## Request
Which lines below hold the word "целей"? Copy all of them.

## Data to use
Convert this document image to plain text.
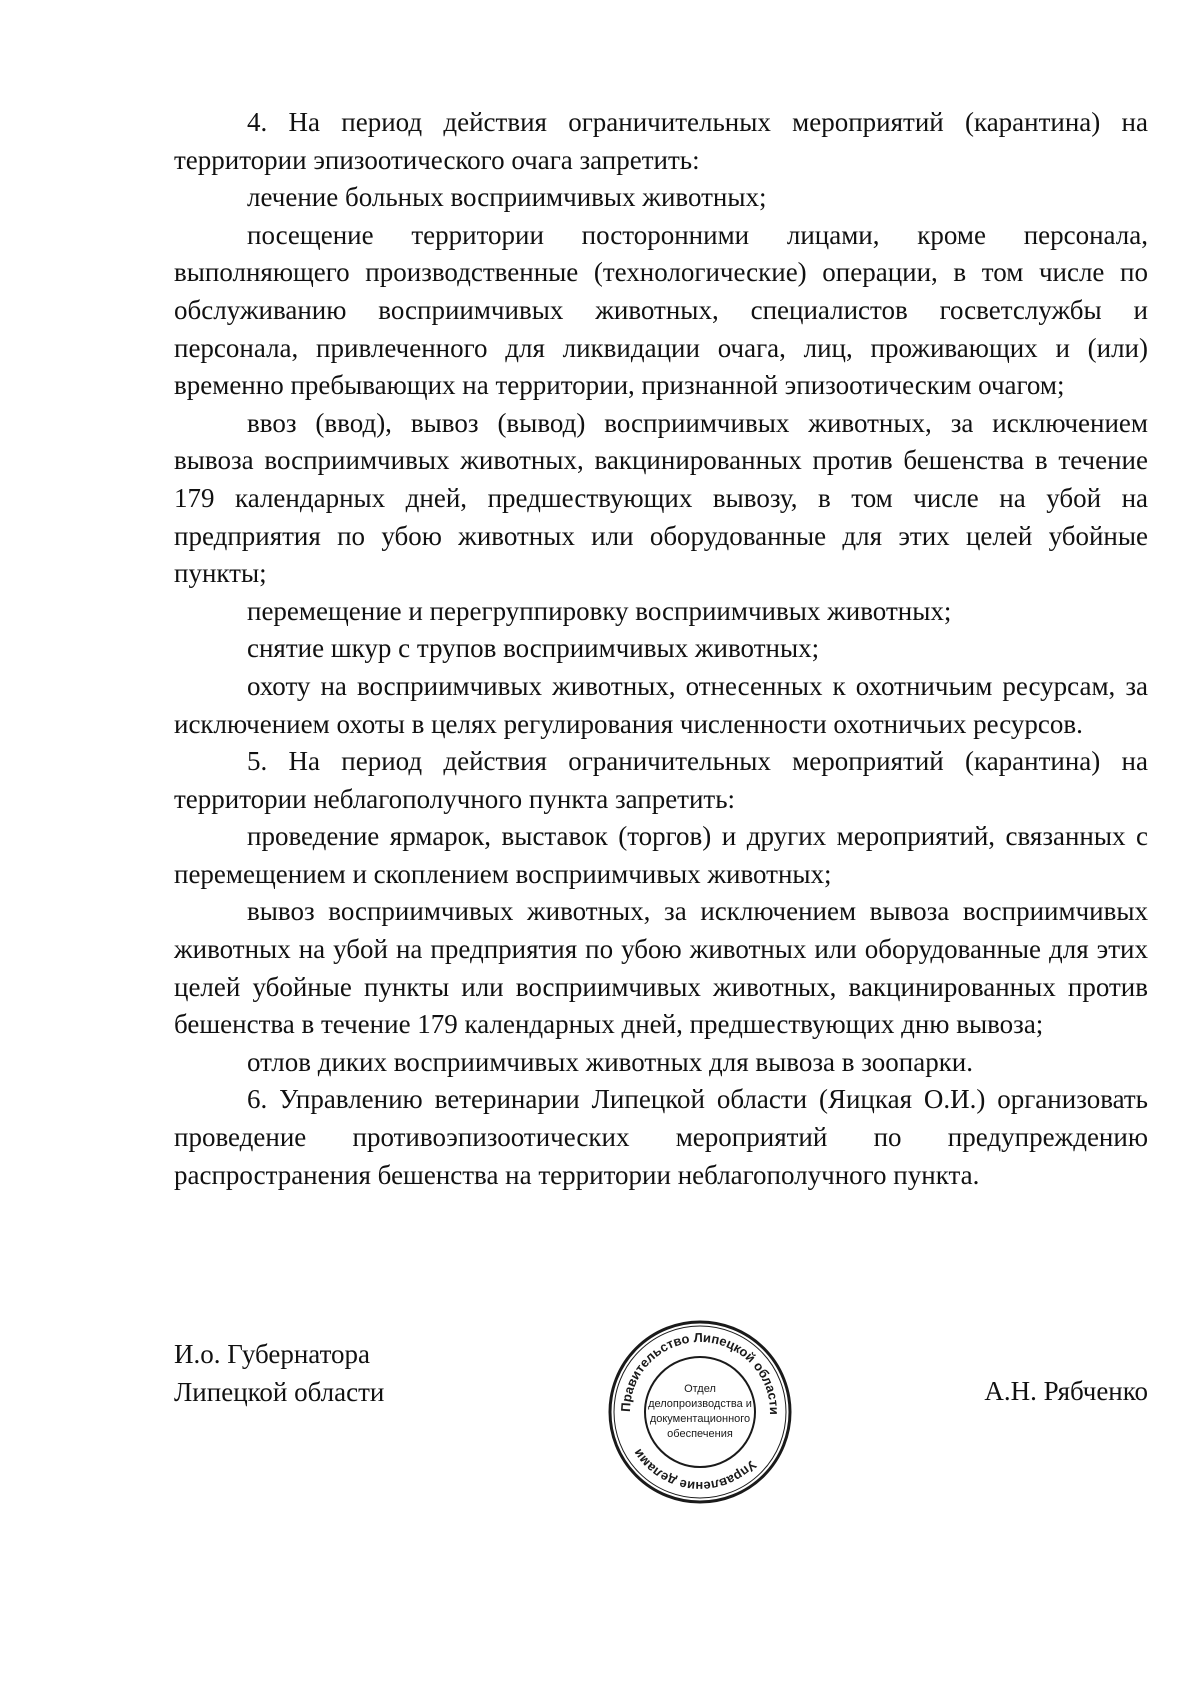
4. На период действия ограничительных мероприятий (карантина) на территории эпизоотического очага запретить:

лечение больных восприимчивых животных;

посещение территории посторонними лицами, кроме персонала, выполняющего производственные (технологические) операции, в том числе по обслуживанию восприимчивых животных, специалистов госветслужбы и персонала, привлеченного для ликвидации очага, лиц, проживающих и (или) временно пребывающих на территории, признанной эпизоотическим очагом;

ввоз (ввод), вывоз (вывод) восприимчивых животных, за исключением вывоза восприимчивых животных, вакцинированных против бешенства в течение 179 календарных дней, предшествующих вывозу, в том числе на убой на предприятия по убою животных или оборудованные для этих целей убойные пункты;

перемещение и перегруппировку восприимчивых животных;

снятие шкур с трупов восприимчивых животных;

охоту на восприимчивых животных, отнесенных к охотничьим ресурсам, за исключением охоты в целях регулирования численности охотничьих ресурсов.

5. На период действия ограничительных мероприятий (карантина) на территории неблагополучного пункта запретить:

проведение ярмарок, выставок (торгов) и других мероприятий, связанных с перемещением и скоплением восприимчивых животных;

вывоз восприимчивых животных, за исключением вывоза восприимчивых животных на убой на предприятия по убою животных или оборудованные для этих целей убойные пункты или восприимчивых животных, вакцинированных против бешенства в течение 179 календарных дней, предшествующих дню вывоза;

отлов диких восприимчивых животных для вывоза в зоопарки.

6. Управлению ветеринарии Липецкой области (Яицкая О.И.) организовать проведение противоэпизоотических мероприятий по предупреждению распространения бешенства на территории неблагополучного пункта.

И.о. Губернатора
Липецкой области	А.Н. Рябченко
Правительство Липецкой области
Управление делами
Отдел
делопроизводства и
документационного
обеспечения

## Exercise answer
ввоз (ввод), вывоз (вывод) восприимчивых животных, за исключением вывоза восприимчивых животных, вакцинированных против бешенства в течение 179 календарных дней, предшествующих вывозу, в том числе на убой на предприятия по убою животных или оборудованные для этих целей убойные пункты;
вывоз восприимчивых животных, за исключением вывоза восприимчивых животных на убой на предприятия по убою животных или оборудованные для этих целей убойные пункты или восприимчивых животных, вакцинированных против бешенства в течение 179 календарных дней, предшествующих дню вывоза;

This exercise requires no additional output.